[Stored records]
.....

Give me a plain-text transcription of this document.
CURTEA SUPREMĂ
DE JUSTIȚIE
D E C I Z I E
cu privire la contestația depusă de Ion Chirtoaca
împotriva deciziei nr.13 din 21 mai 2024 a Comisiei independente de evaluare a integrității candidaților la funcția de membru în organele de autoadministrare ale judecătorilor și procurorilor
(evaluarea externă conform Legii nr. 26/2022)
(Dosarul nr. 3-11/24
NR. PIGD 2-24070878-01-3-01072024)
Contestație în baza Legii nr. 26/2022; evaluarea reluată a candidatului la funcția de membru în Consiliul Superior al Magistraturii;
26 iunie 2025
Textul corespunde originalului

.....

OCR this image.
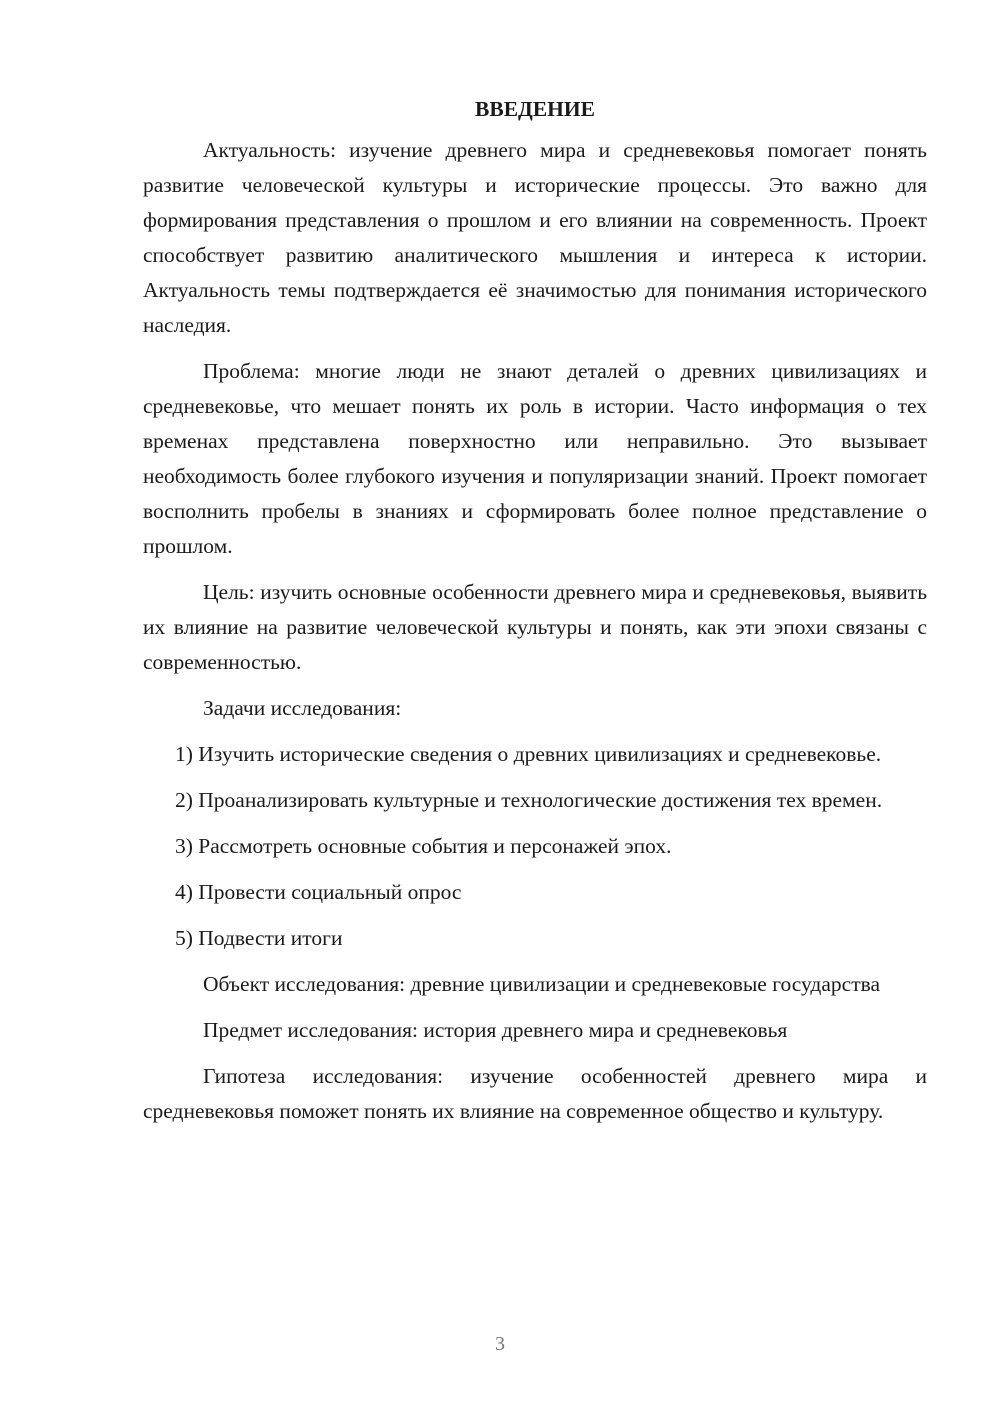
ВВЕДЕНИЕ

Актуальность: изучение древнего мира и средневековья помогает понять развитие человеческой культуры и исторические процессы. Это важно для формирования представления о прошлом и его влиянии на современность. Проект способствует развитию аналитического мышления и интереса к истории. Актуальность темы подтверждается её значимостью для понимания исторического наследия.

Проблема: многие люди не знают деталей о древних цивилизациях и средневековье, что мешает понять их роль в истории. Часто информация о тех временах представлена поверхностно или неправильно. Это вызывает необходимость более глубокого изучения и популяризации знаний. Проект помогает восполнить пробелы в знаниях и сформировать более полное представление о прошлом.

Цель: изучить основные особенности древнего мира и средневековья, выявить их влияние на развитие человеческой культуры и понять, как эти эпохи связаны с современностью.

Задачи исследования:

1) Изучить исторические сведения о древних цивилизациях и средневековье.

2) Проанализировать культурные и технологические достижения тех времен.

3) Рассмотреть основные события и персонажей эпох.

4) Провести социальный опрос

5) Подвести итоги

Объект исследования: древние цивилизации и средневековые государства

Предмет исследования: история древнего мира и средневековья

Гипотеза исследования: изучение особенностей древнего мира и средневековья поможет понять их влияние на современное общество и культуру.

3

.....

» GOAL: Filter the entries above down to the lines containing the word "древних".

» COMPLETE RESPONSE:
Проблема: многие люди не знают деталей о древних цивилизациях и средневековье, что мешает понять их роль в истории. Часто информация о тех временах представлена поверхностно или неправильно. Это вызывает необходимость более глубокого изучения и популяризации знаний. Проект помогает восполнить пробелы в знаниях и сформировать более полное представление о прошлом.
1) Изучить исторические сведения о древних цивилизациях и средневековье.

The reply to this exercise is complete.